**THE RECORDS**
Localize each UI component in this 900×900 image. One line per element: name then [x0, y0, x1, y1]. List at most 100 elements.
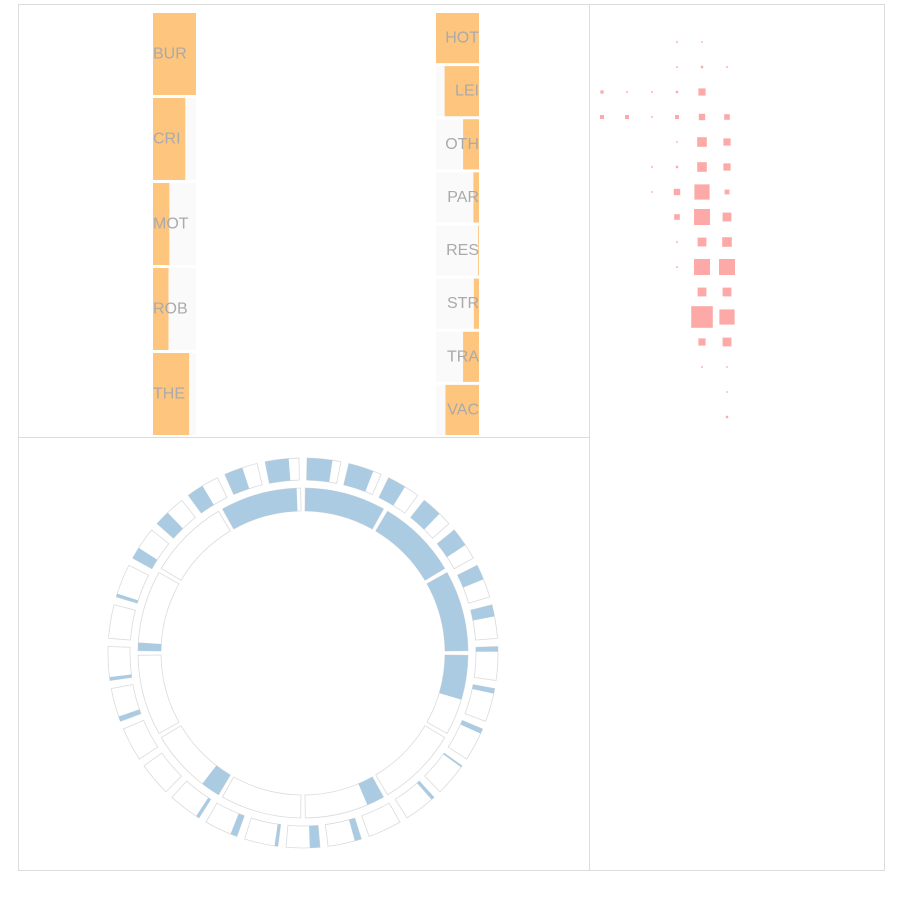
bar-oth	[463, 119, 479, 170]
ring-segment-outer	[118, 709, 141, 722]
bar-label: CRI	[153, 131, 181, 148]
bar-track	[436, 172, 479, 223]
bar-the	[153, 353, 190, 435]
heatmap-cell	[651, 191, 653, 193]
ring-segment-track	[221, 776, 302, 819]
ring-segment-track	[108, 604, 136, 641]
bar-label: BUR	[153, 46, 187, 63]
ring-segment-track	[143, 752, 182, 793]
ring-segment-track	[160, 510, 231, 581]
ring-segment-track	[473, 646, 499, 681]
heatmap-cell	[675, 90, 679, 94]
ring-segment-track	[375, 725, 446, 796]
ring-segment-inner	[222, 488, 298, 530]
bar-label: HOT	[445, 30, 479, 47]
ring-segment-inner	[375, 511, 445, 581]
ring-segment-outer	[157, 512, 183, 539]
ring-segment-outer	[188, 485, 214, 514]
heatmap-cell	[719, 259, 735, 275]
ring-segment-track	[115, 564, 150, 604]
heatmap-cell	[675, 165, 679, 169]
heatmap-cell	[722, 237, 732, 247]
heatmap-cell	[701, 41, 703, 43]
heatmap-cell	[694, 209, 710, 225]
ring-segment-outer	[348, 818, 362, 841]
ring-segment-outer	[470, 604, 495, 621]
bar-str	[473, 278, 479, 329]
ring-segment-inner	[426, 572, 468, 652]
ring-segment-outer	[457, 565, 484, 588]
radial-bar-chart-panel	[107, 457, 499, 849]
heatmap-cell	[673, 188, 681, 196]
ring-segment-outer	[410, 500, 440, 530]
heatmap-cell	[675, 115, 679, 119]
ring-segment-outer	[378, 477, 405, 506]
ring-segment-outer	[306, 458, 333, 482]
ring-segment-inner	[358, 776, 384, 805]
heatmap-cell	[698, 113, 706, 121]
ring-segment-outer	[475, 646, 498, 652]
ring-segment-outer	[417, 781, 435, 800]
bar-label: STR	[447, 295, 479, 312]
heatmap-cell	[697, 237, 707, 247]
ring-segment-outer	[460, 720, 483, 734]
ring-segment-track	[464, 684, 496, 722]
ring-segment-outer	[132, 547, 158, 569]
ring-segment-outer	[443, 753, 463, 768]
ring-segment-track	[244, 817, 282, 847]
bar-hot	[436, 13, 479, 64]
ring-segment-outer	[309, 825, 321, 848]
bar-label: VAC	[447, 401, 479, 418]
heatmap-cell	[626, 91, 628, 93]
heatmap-cell	[726, 66, 728, 68]
bar-label: THE	[153, 386, 185, 403]
bar-label: TRA	[447, 348, 479, 365]
ring-segment-outer	[343, 463, 374, 492]
bar-track	[436, 225, 479, 276]
heatmap-cell	[722, 212, 732, 222]
ring-segment-track	[424, 752, 463, 793]
bar-cri	[153, 98, 186, 180]
heatmap-cell	[697, 162, 707, 172]
heatmap-cell	[725, 415, 729, 419]
bar-rob	[153, 268, 169, 350]
heatmap-cell	[694, 259, 710, 275]
ring-segment-outer	[230, 813, 245, 837]
bar-vac	[445, 384, 479, 435]
bar-chart-panel: BUR CRI MOT ROB THE HOT LEI OTH PAR RES STR TRA VAC	[153, 13, 479, 435]
heatmap-cell	[625, 115, 629, 119]
heatmap-cell	[724, 189, 730, 195]
ring-segment-inner	[138, 642, 162, 652]
ring-segment-outer	[274, 824, 281, 847]
bar-label: LEI	[455, 83, 479, 100]
bar-track	[436, 278, 479, 329]
bar-label: PAR	[447, 189, 479, 206]
bar-label: MOT	[153, 216, 189, 233]
heatmap-cell	[676, 241, 678, 243]
ring-segment-outer	[265, 458, 291, 484]
heatmap-cell	[698, 338, 706, 346]
ring-segment-outer	[116, 593, 139, 604]
ring-segment-track	[171, 780, 212, 819]
heatmap-cell	[722, 337, 732, 347]
ring-segment-outer	[472, 684, 495, 694]
ring-segment-track	[107, 646, 133, 681]
heatmap-cell	[723, 163, 731, 171]
ring-segment-inner	[304, 488, 384, 530]
heatmap-cell	[676, 141, 678, 143]
ring-segment-inner	[202, 765, 231, 795]
heatmap-cell	[726, 366, 728, 368]
heatmap-cell	[600, 90, 604, 94]
ring-segment-track	[137, 571, 180, 652]
ring-segment-inner	[439, 654, 468, 700]
panel-border-bottom-left	[18, 437, 590, 871]
heatmap-cell	[722, 287, 732, 297]
panel-border-top-left	[18, 4, 590, 438]
ring-segment-outer	[437, 529, 466, 558]
heatmap-panel	[600, 41, 735, 419]
heatmap-cell	[676, 41, 678, 43]
heatmap-cell	[700, 65, 704, 69]
heatmap-cell	[676, 66, 678, 68]
bar-mot	[153, 183, 170, 265]
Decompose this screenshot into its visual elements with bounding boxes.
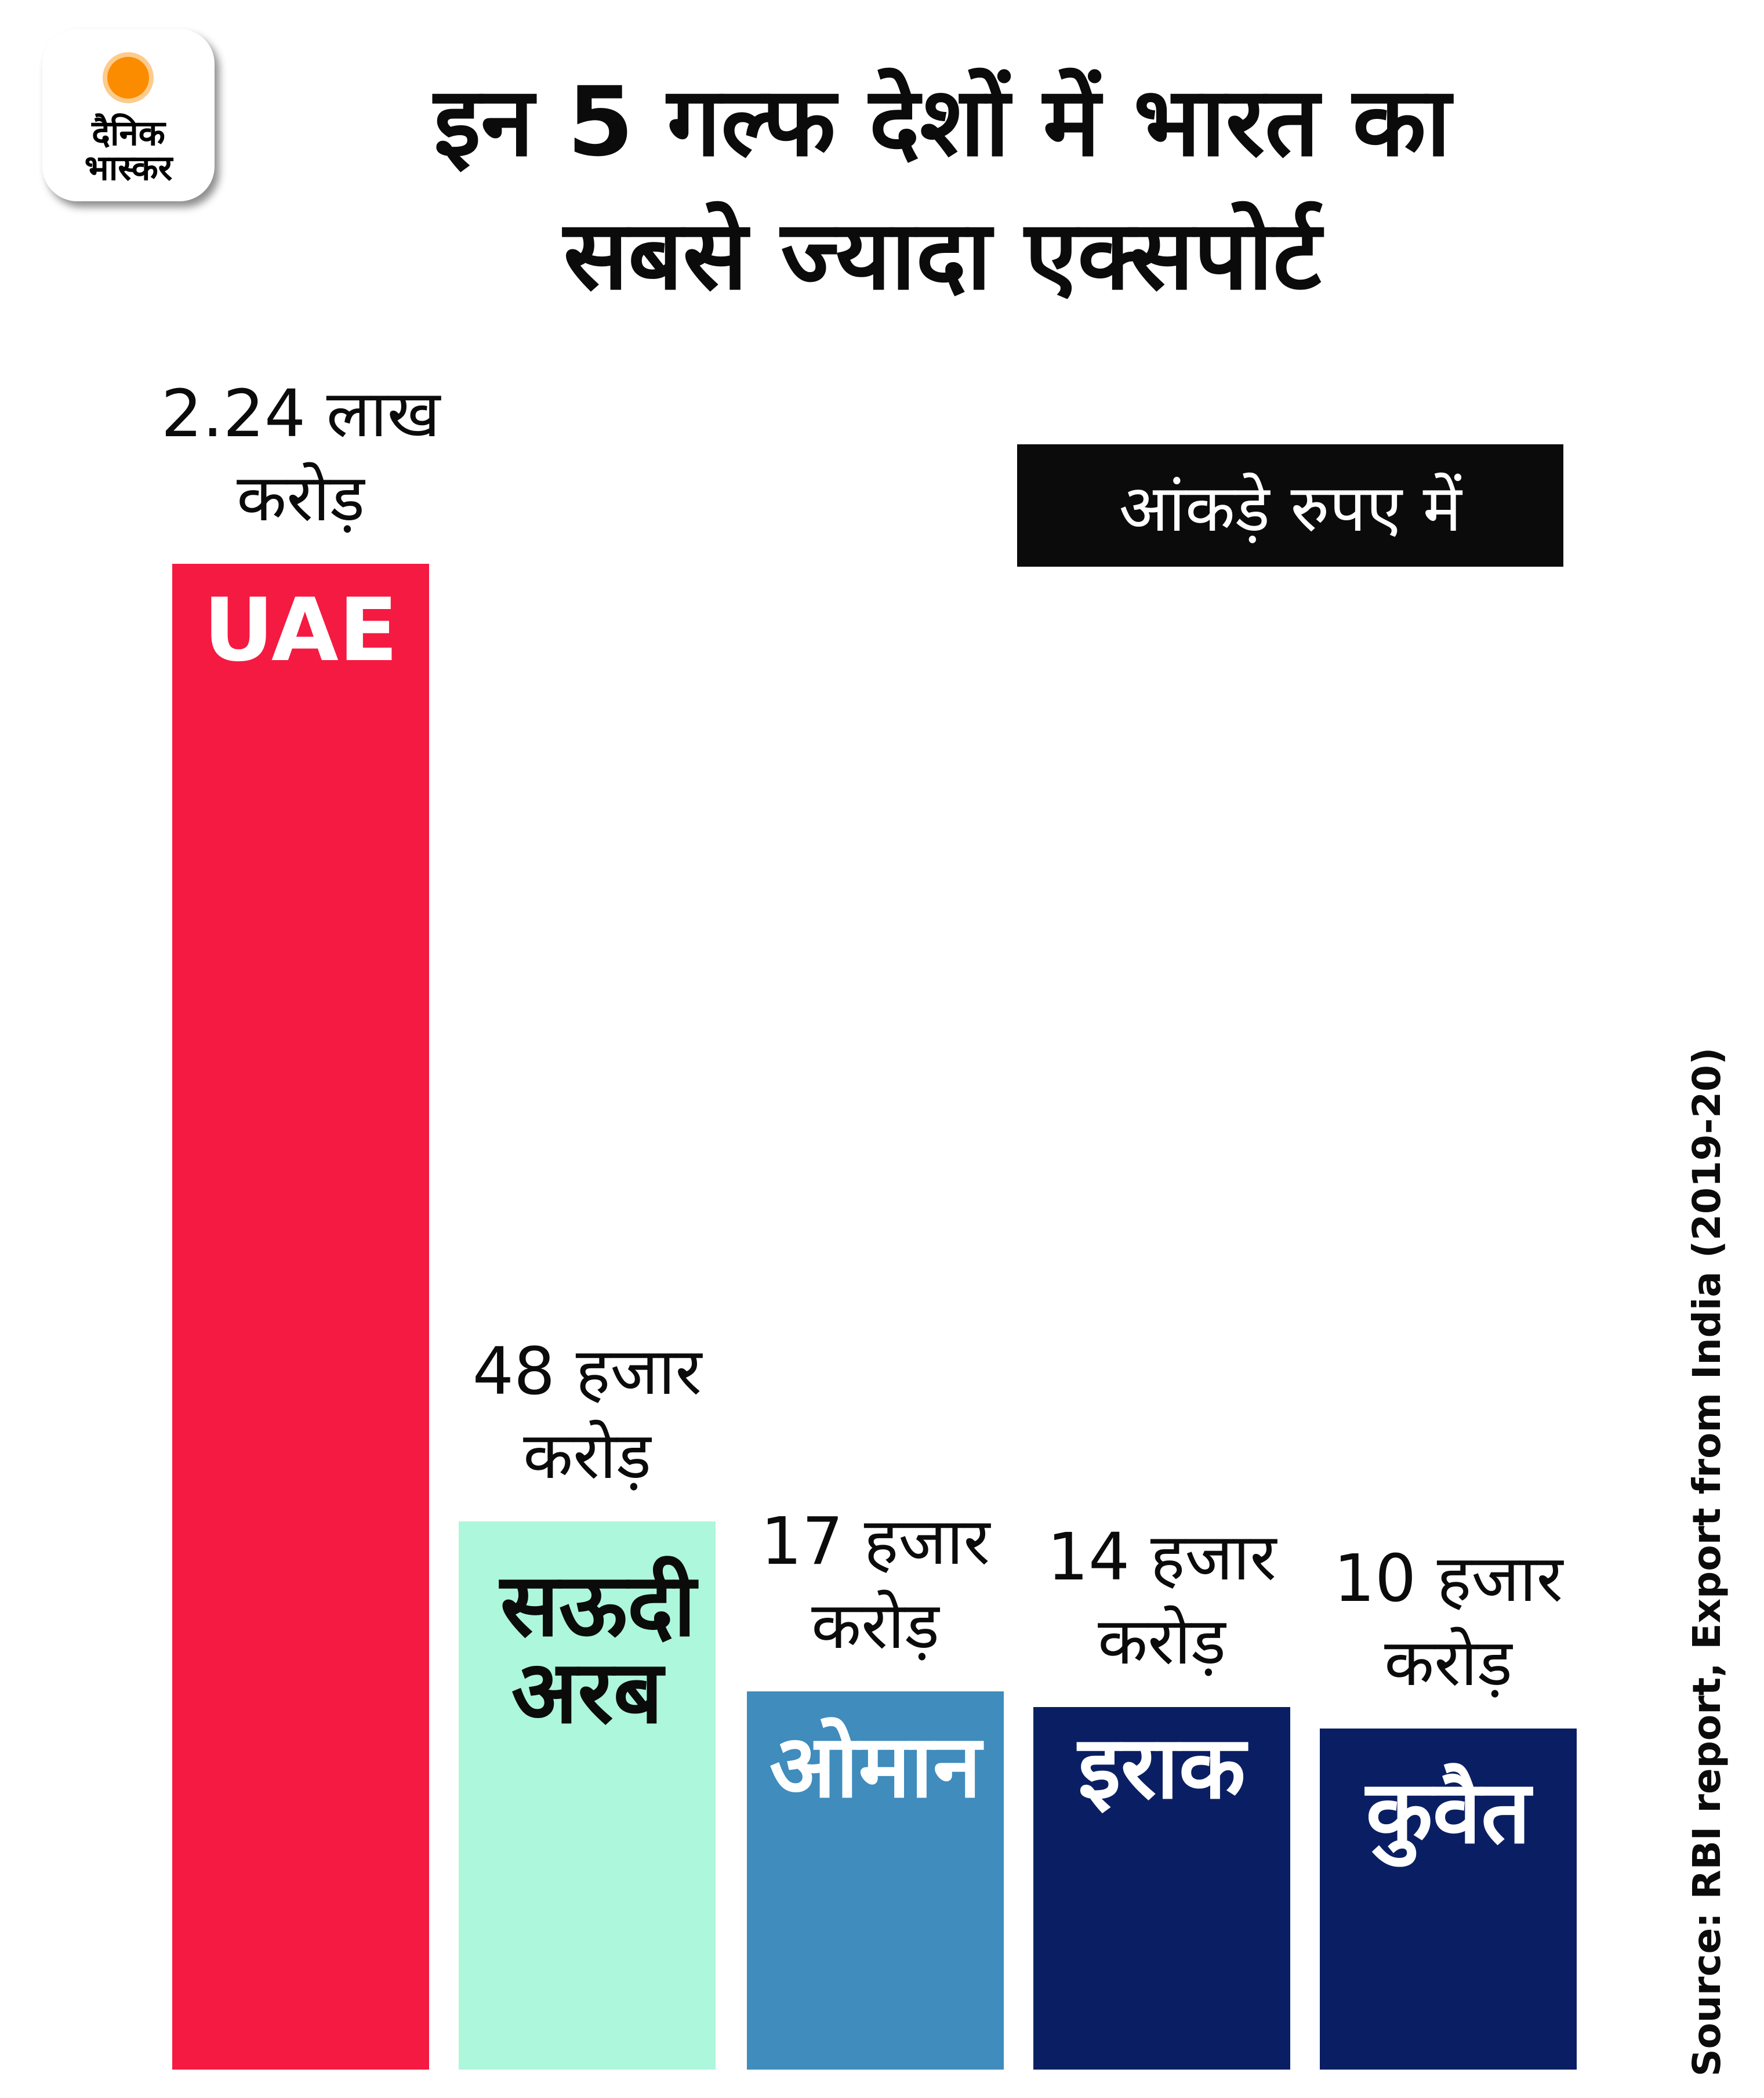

**EXERCISE OBJECTIVE**
Can you copy out every line of the listing above word for word, leaving the pictures out of your answer?

**ANSWER FOR THE TASK**
Localize each UI component in this 900×900 image. One line per element: name then [x0, y0, x1, y1]. List at most 100 elements.
bar-oth	[463, 119, 479, 170]
ring-segment-outer	[118, 709, 141, 722]
bar-label: CRI	[153, 131, 181, 148]
bar-track	[436, 172, 479, 223]
bar-the	[153, 353, 190, 435]
heatmap-cell	[651, 191, 653, 193]
ring-segment-track	[221, 776, 302, 819]
ring-segment-track	[108, 604, 136, 641]
bar-label: BUR	[153, 46, 187, 63]
ring-segment-track	[143, 752, 182, 793]
ring-segment-track	[160, 510, 231, 581]
ring-segment-track	[473, 646, 499, 681]
heatmap-cell	[675, 90, 679, 94]
ring-segment-track	[375, 725, 446, 796]
ring-segment-inner	[222, 488, 298, 530]
bar-label: HOT	[445, 30, 479, 47]
ring-segment-inner	[375, 511, 445, 581]
ring-segment-outer	[157, 512, 183, 539]
ring-segment-outer	[188, 485, 214, 514]
heatmap-cell	[719, 259, 735, 275]
ring-segment-track	[115, 564, 150, 604]
heatmap-cell	[675, 165, 679, 169]
heatmap-cell	[722, 237, 732, 247]
heatmap-cell	[701, 41, 703, 43]
heatmap-cell	[694, 209, 710, 225]
ring-segment-outer	[348, 818, 362, 841]
ring-segment-outer	[470, 604, 495, 621]
bar-str	[473, 278, 479, 329]
ring-segment-inner	[426, 572, 468, 652]
ring-segment-outer	[457, 565, 484, 588]
radial-bar-chart-panel	[107, 457, 499, 849]
heatmap-cell	[673, 188, 681, 196]
ring-segment-outer	[410, 500, 440, 530]
heatmap-cell	[675, 115, 679, 119]
ring-segment-outer	[378, 477, 405, 506]
ring-segment-outer	[306, 458, 333, 482]
ring-segment-inner	[358, 776, 384, 805]
heatmap-cell	[698, 113, 706, 121]
ring-segment-outer	[475, 646, 498, 652]
ring-segment-outer	[417, 781, 435, 800]
bar-label: STR	[447, 295, 479, 312]
heatmap-cell	[697, 237, 707, 247]
ring-segment-outer	[460, 720, 483, 734]
ring-segment-track	[464, 684, 496, 722]
ring-segment-outer	[132, 547, 158, 569]
ring-segment-outer	[443, 753, 463, 768]
ring-segment-track	[244, 817, 282, 847]
bar-hot	[436, 13, 479, 64]
ring-segment-outer	[309, 825, 321, 848]
bar-label: VAC	[447, 401, 479, 418]
heatmap-cell	[626, 91, 628, 93]
heatmap-cell	[726, 66, 728, 68]
bar-label: THE	[153, 386, 185, 403]
bar-label: TRA	[447, 348, 479, 365]
ring-segment-outer	[343, 463, 374, 492]
bar-track	[436, 225, 479, 276]
heatmap-cell	[722, 212, 732, 222]
ring-segment-track	[424, 752, 463, 793]
bar-cri	[153, 98, 186, 180]
heatmap-cell	[697, 162, 707, 172]
heatmap-cell	[725, 415, 729, 419]
bar-rob	[153, 268, 169, 350]
heatmap-cell	[694, 259, 710, 275]
ring-segment-outer	[230, 813, 245, 837]
bar-vac	[445, 384, 479, 435]
bar-chart-panel: BUR CRI MOT ROB THE HOT LEI OTH PAR RES STR TRA VAC	[153, 13, 479, 435]
heatmap-cell	[625, 115, 629, 119]
heatmap-cell	[724, 189, 730, 195]
ring-segment-inner	[138, 642, 162, 652]
ring-segment-outer	[274, 824, 281, 847]
bar-label: LEI	[455, 83, 479, 100]
bar-track	[436, 278, 479, 329]
bar-label: PAR	[447, 189, 479, 206]
bar-label: MOT	[153, 216, 189, 233]
heatmap-cell	[676, 241, 678, 243]
ring-segment-outer	[265, 458, 291, 484]
heatmap-cell	[698, 338, 706, 346]
ring-segment-outer	[116, 593, 139, 604]
ring-segment-track	[171, 780, 212, 819]
heatmap-cell	[722, 337, 732, 347]
ring-segment-outer	[472, 684, 495, 694]
ring-segment-track	[107, 646, 133, 681]
heatmap-cell	[723, 163, 731, 171]
ring-segment-inner	[304, 488, 384, 530]
heatmap-cell	[676, 141, 678, 143]
ring-segment-inner	[202, 765, 231, 795]
heatmap-cell	[726, 366, 728, 368]
heatmap-cell	[600, 90, 604, 94]
ring-segment-track	[137, 571, 180, 652]
ring-segment-inner	[439, 654, 468, 700]
panel-border-bottom-left	[18, 437, 590, 871]
heatmap-cell	[722, 287, 732, 297]
panel-border-top-left	[18, 4, 590, 438]
ring-segment-outer	[437, 529, 466, 558]
heatmap-panel	[600, 41, 735, 419]
heatmap-cell	[676, 41, 678, 43]
heatmap-cell	[700, 65, 704, 69]
heatmap-cell	[676, 66, 678, 68]
bar-mot	[153, 183, 170, 265]
Decompose this screenshot into its visual elements with bounding boxes.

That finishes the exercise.